ORDINARY LIVES. EXTRAORDINARY PEOPLE.

An uneven birds-eye view of one family’s journey.

In this debut novel, Kiefer portrays the struggles of a multicultural Texas family.

Corrado emigrates from Sicily to the United States in 1905, eventually establishing himself as a migrant worker and marrying a Mexican woman, Violeta. The young couple’s life in Texas is difficult, and Violeta bears an astonishing 18 children in 22 years, who eventually provide help with field work. One of the daughters, Fabia, later gets pregnant by a miserable, abusive man, with whom she goes on to have 11 more kids. The eldest girl in that family, Lucia, goes on to marry a white man, Rand, under the mistaken assumption that white men don’t beat their wives. Together, they have three children, and Rand regularly sexually abuses the middle child, Mateo. When Lucia discovers this, she takes her kids, leaves her husband, and embarks on the difficult life of a poor, single working mother. She meets a man named Gerald at the bar where she works, falls in love, and marries him. But financial hardship continues, followed by tragedy; in need of money and stability, Lucia later marries Donald, who’s in the U.S. Air Force, and this union lasts. Here, the novel takes a curious spin: the narrative leaps back in time, recounting the same events from Lucia’s eldest son Julian’s point of view, followed by Mateo’s. While creative, this tactic drags things down, as one must read slight variations of the same story three times. That said, Mateo’s journey does extend the time frame of the previous sections, showing his evolution from troubled teenager to successful lawyer. Even with Mateo’s clear arc, though, the novel may struggle to engage readers, due to its underdeveloped, clunky prose: “While he, Mike, that is, was definitely heterosexual, even if he wasn’t, there was no way he would allow himself to be seduced by a teenage boy.” When the author lets dramatic moments breathe, however, the book finds sturdy ground; for example, a scene in which Rand ruthlessly hunts young Mateo is absolutely chilling. Unfortunately, the book is littered with anecdotes that have little bearing on the overall narrative, including minor robberies and consequence-free one-night stands.

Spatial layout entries
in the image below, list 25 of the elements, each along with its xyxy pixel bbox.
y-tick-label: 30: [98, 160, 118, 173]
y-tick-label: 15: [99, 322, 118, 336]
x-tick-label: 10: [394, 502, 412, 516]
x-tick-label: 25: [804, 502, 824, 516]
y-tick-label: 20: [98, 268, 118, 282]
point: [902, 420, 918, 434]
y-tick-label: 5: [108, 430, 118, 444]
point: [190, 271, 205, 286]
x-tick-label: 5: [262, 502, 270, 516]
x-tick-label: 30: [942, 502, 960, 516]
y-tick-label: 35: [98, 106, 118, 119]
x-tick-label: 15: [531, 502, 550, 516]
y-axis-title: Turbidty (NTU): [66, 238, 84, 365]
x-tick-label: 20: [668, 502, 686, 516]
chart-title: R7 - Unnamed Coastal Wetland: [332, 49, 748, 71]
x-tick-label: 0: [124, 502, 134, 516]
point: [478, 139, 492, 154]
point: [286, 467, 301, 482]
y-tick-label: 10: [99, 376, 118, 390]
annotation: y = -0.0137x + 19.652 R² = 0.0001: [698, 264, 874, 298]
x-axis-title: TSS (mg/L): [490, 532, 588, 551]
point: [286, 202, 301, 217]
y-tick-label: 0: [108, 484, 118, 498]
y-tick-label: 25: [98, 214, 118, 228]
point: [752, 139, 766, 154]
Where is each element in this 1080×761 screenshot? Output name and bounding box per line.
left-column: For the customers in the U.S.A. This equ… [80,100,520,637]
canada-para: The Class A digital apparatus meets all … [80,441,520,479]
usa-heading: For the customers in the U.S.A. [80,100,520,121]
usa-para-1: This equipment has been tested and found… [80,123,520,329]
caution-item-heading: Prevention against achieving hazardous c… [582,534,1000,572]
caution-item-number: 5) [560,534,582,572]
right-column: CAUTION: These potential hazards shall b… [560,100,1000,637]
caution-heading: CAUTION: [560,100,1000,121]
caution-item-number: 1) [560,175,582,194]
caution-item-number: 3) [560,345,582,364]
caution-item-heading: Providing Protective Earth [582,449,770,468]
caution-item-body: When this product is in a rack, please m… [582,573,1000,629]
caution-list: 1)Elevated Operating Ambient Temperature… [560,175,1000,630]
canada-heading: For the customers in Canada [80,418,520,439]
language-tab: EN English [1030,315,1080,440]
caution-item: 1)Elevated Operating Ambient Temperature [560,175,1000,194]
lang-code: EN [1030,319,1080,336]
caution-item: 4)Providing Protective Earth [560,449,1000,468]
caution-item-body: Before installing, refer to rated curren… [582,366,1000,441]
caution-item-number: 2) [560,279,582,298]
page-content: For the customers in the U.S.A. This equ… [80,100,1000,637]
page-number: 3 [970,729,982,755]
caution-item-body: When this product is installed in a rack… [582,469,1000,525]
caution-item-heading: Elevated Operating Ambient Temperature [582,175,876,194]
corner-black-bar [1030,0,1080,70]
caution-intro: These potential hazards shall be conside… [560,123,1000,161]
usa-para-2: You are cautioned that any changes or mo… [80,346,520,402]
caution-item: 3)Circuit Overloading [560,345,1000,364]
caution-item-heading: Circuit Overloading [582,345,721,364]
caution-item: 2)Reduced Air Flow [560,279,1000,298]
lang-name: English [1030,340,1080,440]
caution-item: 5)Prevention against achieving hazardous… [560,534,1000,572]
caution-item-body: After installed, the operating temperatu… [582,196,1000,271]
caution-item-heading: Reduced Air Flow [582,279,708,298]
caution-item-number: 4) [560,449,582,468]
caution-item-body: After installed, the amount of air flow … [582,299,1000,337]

[Exercise requirements]
1. Do these statements agree with the book review? Answer yes or no for each, quoting the words of the review that decide it.
(a) Corrado leaves Sicily for the United States in 1905.
(b) Violeta has 11 children.
(c) Lucia's marriage to Donald lasts.
2. Copy the passage of the book review starting with "ORDINARY LIVES. EXTRAORDINARY" and going on through "multicultural Texas family.".
3. According to the book review, what does Mateo become after being a troubled teenager?
None of these lines are needed.

[Task solutions]
1.
(a) Yes: "Corrado emigrates from Sicily to the United States in 1905"
(b) No: "Violeta bears an astonishing 18 children in 22 years"
(c) Yes: "Lucia later marries Donald, who’s in the U.S. Air Force, and this union lasts"

2.
ORDINARY LIVES. EXTRAORDINARY PEOPLE.

An uneven birds-eye view of one family’s journey.

In this debut novel, Kiefer portrays the struggles of a multicultural Texas family.

3. A successful lawyer.